### PROBLEM DESCRIPTION
Omit all images, then return the remaining material exactly as it stands.

### Extracted data entries
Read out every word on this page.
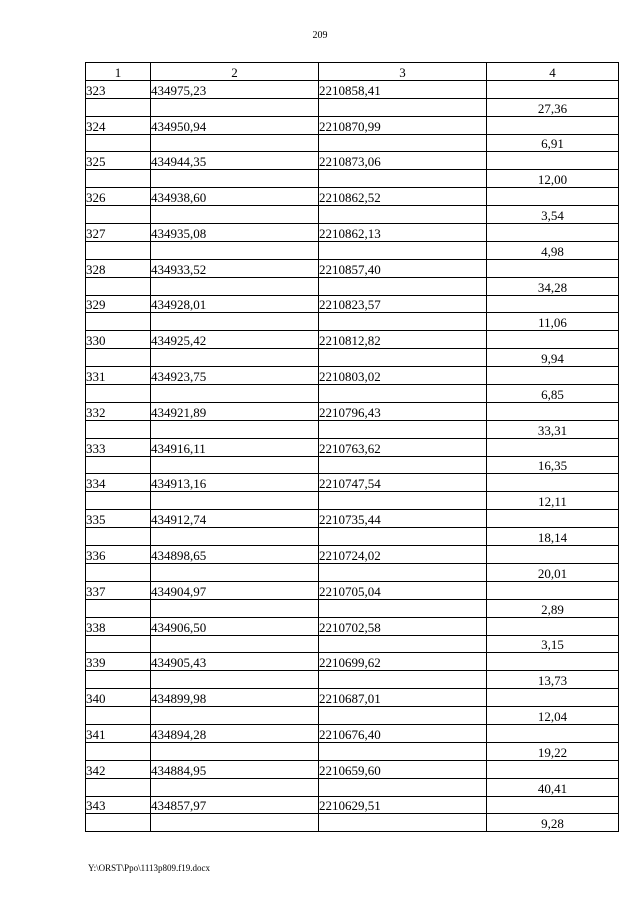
209
1	2	3	4
323	434975,23	2210858,41	
			27,36
324	434950,94	2210870,99	
			6,91
325	434944,35	2210873,06	
			12,00
326	434938,60	2210862,52	
			3,54
327	434935,08	2210862,13	
			4,98
328	434933,52	2210857,40	
			34,28
329	434928,01	2210823,57	
			11,06
330	434925,42	2210812,82	
			9,94
331	434923,75	2210803,02	
			6,85
332	434921,89	2210796,43	
			33,31
333	434916,11	2210763,62	
			16,35
334	434913,16	2210747,54	
			12,11
335	434912,74	2210735,44	
			18,14
336	434898,65	2210724,02	
			20,01
337	434904,97	2210705,04	
			2,89
338	434906,50	2210702,58	
			3,15
339	434905,43	2210699,62	
			13,73
340	434899,98	2210687,01	
			12,04
341	434894,28	2210676,40	
			19,22
342	434884,95	2210659,60	
			40,41
343	434857,97	2210629,51	
			9,28
Y:\ORST\Ppo\1113p809.f19.docx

### EXERCISE SOLUTION
Read out every word on this page.
209
1	2	3	4
323	434975,23	2210858,41	
			27,36
324	434950,94	2210870,99	
			6,91
325	434944,35	2210873,06	
			12,00
326	434938,60	2210862,52	
			3,54
327	434935,08	2210862,13	
			4,98
328	434933,52	2210857,40	
			34,28
329	434928,01	2210823,57	
			11,06
330	434925,42	2210812,82	
			9,94
331	434923,75	2210803,02	
			6,85
332	434921,89	2210796,43	
			33,31
333	434916,11	2210763,62	
			16,35
334	434913,16	2210747,54	
			12,11
335	434912,74	2210735,44	
			18,14
336	434898,65	2210724,02	
			20,01
337	434904,97	2210705,04	
			2,89
338	434906,50	2210702,58	
			3,15
339	434905,43	2210699,62	
			13,73
340	434899,98	2210687,01	
			12,04
341	434894,28	2210676,40	
			19,22
342	434884,95	2210659,60	
			40,41
343	434857,97	2210629,51	
			9,28
Y:\ORST\Ppo\1113p809.f19.docx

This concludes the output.